AIM OF THE TASK: Reproduce the entries in full, with no changes.

EXERCISE DATA:
>>>>>
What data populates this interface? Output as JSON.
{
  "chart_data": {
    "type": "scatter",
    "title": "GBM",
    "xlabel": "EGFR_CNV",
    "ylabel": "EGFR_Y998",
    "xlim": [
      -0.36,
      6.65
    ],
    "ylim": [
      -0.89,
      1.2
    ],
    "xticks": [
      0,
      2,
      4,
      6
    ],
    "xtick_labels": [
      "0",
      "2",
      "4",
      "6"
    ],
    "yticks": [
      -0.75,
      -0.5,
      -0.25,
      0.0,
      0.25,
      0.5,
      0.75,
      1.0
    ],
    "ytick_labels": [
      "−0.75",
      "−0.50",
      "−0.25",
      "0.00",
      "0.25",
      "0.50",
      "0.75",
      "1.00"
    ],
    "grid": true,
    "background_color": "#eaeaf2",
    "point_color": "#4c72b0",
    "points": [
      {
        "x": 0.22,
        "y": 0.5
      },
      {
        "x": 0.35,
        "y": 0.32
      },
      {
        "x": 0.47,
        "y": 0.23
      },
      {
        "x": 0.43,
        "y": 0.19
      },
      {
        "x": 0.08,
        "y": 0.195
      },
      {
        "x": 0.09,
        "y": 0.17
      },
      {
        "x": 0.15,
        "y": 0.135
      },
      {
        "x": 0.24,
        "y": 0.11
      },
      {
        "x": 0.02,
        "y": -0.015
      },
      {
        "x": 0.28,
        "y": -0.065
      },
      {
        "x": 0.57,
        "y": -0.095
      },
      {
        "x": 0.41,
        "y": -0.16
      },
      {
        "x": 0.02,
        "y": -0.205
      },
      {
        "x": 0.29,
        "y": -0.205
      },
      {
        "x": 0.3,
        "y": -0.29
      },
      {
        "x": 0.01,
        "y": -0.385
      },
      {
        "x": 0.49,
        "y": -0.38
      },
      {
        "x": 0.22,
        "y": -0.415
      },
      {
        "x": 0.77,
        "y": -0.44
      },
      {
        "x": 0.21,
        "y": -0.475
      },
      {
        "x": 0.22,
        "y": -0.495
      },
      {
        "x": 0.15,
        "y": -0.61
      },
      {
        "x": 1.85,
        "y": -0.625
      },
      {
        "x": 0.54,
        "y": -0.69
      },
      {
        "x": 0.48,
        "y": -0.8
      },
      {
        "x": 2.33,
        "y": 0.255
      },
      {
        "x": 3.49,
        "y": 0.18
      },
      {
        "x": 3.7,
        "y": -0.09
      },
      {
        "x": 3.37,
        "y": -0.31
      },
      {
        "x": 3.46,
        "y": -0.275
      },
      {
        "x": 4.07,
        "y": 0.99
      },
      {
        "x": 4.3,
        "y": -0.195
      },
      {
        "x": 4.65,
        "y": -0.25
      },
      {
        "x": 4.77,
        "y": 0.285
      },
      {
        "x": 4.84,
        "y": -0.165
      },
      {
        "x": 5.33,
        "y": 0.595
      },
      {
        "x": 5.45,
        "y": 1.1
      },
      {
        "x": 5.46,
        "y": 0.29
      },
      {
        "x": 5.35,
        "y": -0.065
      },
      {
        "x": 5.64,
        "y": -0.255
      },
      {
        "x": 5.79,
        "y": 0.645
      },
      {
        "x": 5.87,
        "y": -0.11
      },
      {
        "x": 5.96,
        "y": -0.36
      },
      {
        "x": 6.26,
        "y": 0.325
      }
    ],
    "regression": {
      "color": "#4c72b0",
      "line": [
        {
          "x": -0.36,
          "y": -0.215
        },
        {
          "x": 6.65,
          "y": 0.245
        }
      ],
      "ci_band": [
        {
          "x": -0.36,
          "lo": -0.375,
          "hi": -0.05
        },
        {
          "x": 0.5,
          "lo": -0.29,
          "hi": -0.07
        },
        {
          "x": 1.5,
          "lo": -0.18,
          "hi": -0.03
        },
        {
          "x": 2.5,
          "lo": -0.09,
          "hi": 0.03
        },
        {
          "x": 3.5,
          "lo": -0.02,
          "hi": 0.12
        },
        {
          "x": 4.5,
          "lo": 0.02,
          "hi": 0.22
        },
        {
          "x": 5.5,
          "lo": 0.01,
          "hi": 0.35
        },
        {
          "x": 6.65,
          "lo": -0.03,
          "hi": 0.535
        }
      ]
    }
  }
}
<<<<<
RESPONSE:
What data populates this interface? Output as JSON.
{
  "chart_data": {
    "type": "scatter",
    "title": "GBM",
    "xlabel": "EGFR_CNV",
    "ylabel": "EGFR_Y998",
    "xlim": [
      -0.36,
      6.65
    ],
    "ylim": [
      -0.89,
      1.2
    ],
    "xticks": [
      0,
      2,
      4,
      6
    ],
    "xtick_labels": [
      "0",
      "2",
      "4",
      "6"
    ],
    "yticks": [
      -0.75,
      -0.5,
      -0.25,
      0.0,
      0.25,
      0.5,
      0.75,
      1.0
    ],
    "ytick_labels": [
      "−0.75",
      "−0.50",
      "−0.25",
      "0.00",
      "0.25",
      "0.50",
      "0.75",
      "1.00"
    ],
    "grid": true,
    "background_color": "#eaeaf2",
    "point_color": "#4c72b0",
    "points": [
      {
        "x": 0.22,
        "y": 0.5
      },
      {
        "x": 0.35,
        "y": 0.32
      },
      {
        "x": 0.47,
        "y": 0.23
      },
      {
        "x": 0.43,
        "y": 0.19
      },
      {
        "x": 0.08,
        "y": 0.195
      },
      {
        "x": 0.09,
        "y": 0.17
      },
      {
        "x": 0.15,
        "y": 0.135
      },
      {
        "x": 0.24,
        "y": 0.11
      },
      {
        "x": 0.02,
        "y": -0.015
      },
      {
        "x": 0.28,
        "y": -0.065
      },
      {
        "x": 0.57,
        "y": -0.095
      },
      {
        "x": 0.41,
        "y": -0.16
      },
      {
        "x": 0.02,
        "y": -0.205
      },
      {
        "x": 0.29,
        "y": -0.205
      },
      {
        "x": 0.3,
        "y": -0.29
      },
      {
        "x": 0.01,
        "y": -0.385
      },
      {
        "x": 0.49,
        "y": -0.38
      },
      {
        "x": 0.22,
        "y": -0.415
      },
      {
        "x": 0.77,
        "y": -0.44
      },
      {
        "x": 0.21,
        "y": -0.475
      },
      {
        "x": 0.22,
        "y": -0.495
      },
      {
        "x": 0.15,
        "y": -0.61
      },
      {
        "x": 1.85,
        "y": -0.625
      },
      {
        "x": 0.54,
        "y": -0.69
      },
      {
        "x": 0.48,
        "y": -0.8
      },
      {
        "x": 2.33,
        "y": 0.255
      },
      {
        "x": 3.49,
        "y": 0.18
      },
      {
        "x": 3.7,
        "y": -0.09
      },
      {
        "x": 3.37,
        "y": -0.31
      },
      {
        "x": 3.46,
        "y": -0.275
      },
      {
        "x": 4.07,
        "y": 0.99
      },
      {
        "x": 4.3,
        "y": -0.195
      },
      {
        "x": 4.65,
        "y": -0.25
      },
      {
        "x": 4.77,
        "y": 0.285
      },
      {
        "x": 4.84,
        "y": -0.165
      },
      {
        "x": 5.33,
        "y": 0.595
      },
      {
        "x": 5.45,
        "y": 1.1
      },
      {
        "x": 5.46,
        "y": 0.29
      },
      {
        "x": 5.35,
        "y": -0.065
      },
      {
        "x": 5.64,
        "y": -0.255
      },
      {
        "x": 5.79,
        "y": 0.645
      },
      {
        "x": 5.87,
        "y": -0.11
      },
      {
        "x": 5.96,
        "y": -0.36
      },
      {
        "x": 6.26,
        "y": 0.325
      }
    ],
    "regression": {
      "color": "#4c72b0",
      "line": [
        {
          "x": -0.36,
          "y": -0.215
        },
        {
          "x": 6.65,
          "y": 0.245
        }
      ],
      "ci_band": [
        {
          "x": -0.36,
          "lo": -0.375,
          "hi": -0.05
        },
        {
          "x": 0.5,
          "lo": -0.29,
          "hi": -0.07
        },
        {
          "x": 1.5,
          "lo": -0.18,
          "hi": -0.03
        },
        {
          "x": 2.5,
          "lo": -0.09,
          "hi": 0.03
        },
        {
          "x": 3.5,
          "lo": -0.02,
          "hi": 0.12
        },
        {
          "x": 4.5,
          "lo": 0.02,
          "hi": 0.22
        },
        {
          "x": 5.5,
          "lo": 0.01,
          "hi": 0.35
        },
        {
          "x": 6.65,
          "lo": -0.03,
          "hi": 0.535
        }
      ]
    }
  }
}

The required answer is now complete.